## [TASK REQUIREMENTS]
Across the entries below, how many lines contain the string "Output"? Give only the count.

## [EXERCISE INPUT]
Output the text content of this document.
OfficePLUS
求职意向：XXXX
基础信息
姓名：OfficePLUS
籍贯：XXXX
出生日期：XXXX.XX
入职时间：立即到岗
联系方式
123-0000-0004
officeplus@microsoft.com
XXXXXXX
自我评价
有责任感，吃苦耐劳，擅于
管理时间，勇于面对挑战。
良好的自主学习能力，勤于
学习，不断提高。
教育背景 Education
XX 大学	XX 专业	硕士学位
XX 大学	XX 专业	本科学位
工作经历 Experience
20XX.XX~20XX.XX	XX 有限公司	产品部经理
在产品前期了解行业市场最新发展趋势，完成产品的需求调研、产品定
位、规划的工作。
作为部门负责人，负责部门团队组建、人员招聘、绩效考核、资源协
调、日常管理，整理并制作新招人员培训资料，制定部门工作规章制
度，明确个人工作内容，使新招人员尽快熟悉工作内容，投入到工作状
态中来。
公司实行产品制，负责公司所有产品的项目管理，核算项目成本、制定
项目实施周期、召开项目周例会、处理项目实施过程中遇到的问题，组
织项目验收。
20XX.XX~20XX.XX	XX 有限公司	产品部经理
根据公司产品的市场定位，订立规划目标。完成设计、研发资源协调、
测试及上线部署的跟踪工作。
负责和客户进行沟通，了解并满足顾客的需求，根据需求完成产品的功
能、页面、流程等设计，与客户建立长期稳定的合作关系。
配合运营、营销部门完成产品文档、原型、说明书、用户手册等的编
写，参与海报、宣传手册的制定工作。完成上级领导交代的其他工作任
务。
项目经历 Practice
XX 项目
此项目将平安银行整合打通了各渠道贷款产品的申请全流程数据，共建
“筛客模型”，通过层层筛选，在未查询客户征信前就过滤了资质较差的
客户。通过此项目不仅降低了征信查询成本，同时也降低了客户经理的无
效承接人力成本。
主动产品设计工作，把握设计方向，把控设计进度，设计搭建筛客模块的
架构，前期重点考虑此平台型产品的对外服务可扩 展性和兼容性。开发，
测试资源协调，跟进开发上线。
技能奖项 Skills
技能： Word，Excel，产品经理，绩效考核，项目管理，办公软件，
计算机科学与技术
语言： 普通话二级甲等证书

==

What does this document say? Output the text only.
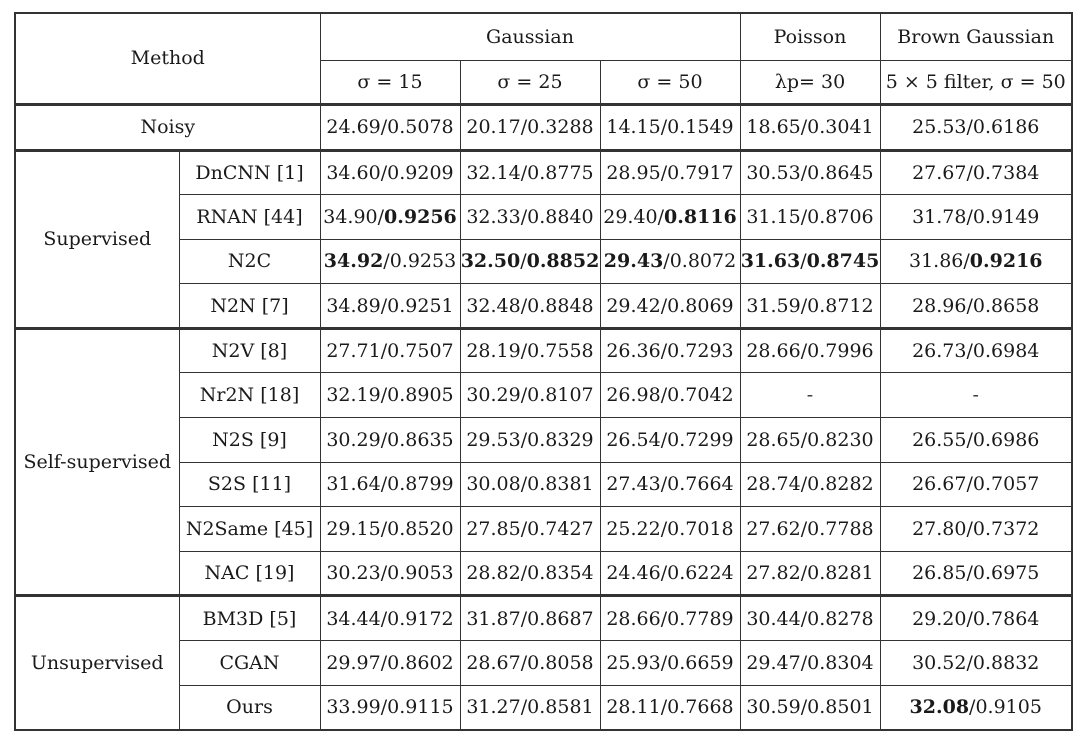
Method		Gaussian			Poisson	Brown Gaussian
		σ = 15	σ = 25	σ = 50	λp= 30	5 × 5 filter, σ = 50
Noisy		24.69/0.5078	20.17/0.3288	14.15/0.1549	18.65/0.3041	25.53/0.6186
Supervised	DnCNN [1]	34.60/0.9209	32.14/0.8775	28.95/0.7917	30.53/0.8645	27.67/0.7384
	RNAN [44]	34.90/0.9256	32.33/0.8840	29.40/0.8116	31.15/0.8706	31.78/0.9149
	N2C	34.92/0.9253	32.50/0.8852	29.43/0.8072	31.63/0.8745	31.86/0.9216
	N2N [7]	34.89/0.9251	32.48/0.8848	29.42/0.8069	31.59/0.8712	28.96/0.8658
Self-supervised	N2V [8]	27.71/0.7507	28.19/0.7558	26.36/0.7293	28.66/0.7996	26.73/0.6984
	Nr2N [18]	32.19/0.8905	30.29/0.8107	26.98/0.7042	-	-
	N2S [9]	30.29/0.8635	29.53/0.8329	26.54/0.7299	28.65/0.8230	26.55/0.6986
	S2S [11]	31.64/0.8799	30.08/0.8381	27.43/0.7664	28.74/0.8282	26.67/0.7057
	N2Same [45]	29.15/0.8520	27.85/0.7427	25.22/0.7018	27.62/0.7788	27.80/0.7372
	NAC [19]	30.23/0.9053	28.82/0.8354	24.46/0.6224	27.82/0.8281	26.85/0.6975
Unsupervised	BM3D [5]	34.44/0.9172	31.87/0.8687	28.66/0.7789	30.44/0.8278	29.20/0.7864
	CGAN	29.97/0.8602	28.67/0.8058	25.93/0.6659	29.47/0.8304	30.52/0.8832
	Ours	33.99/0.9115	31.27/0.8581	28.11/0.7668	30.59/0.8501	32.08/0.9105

## [TASK RESPONSE]
2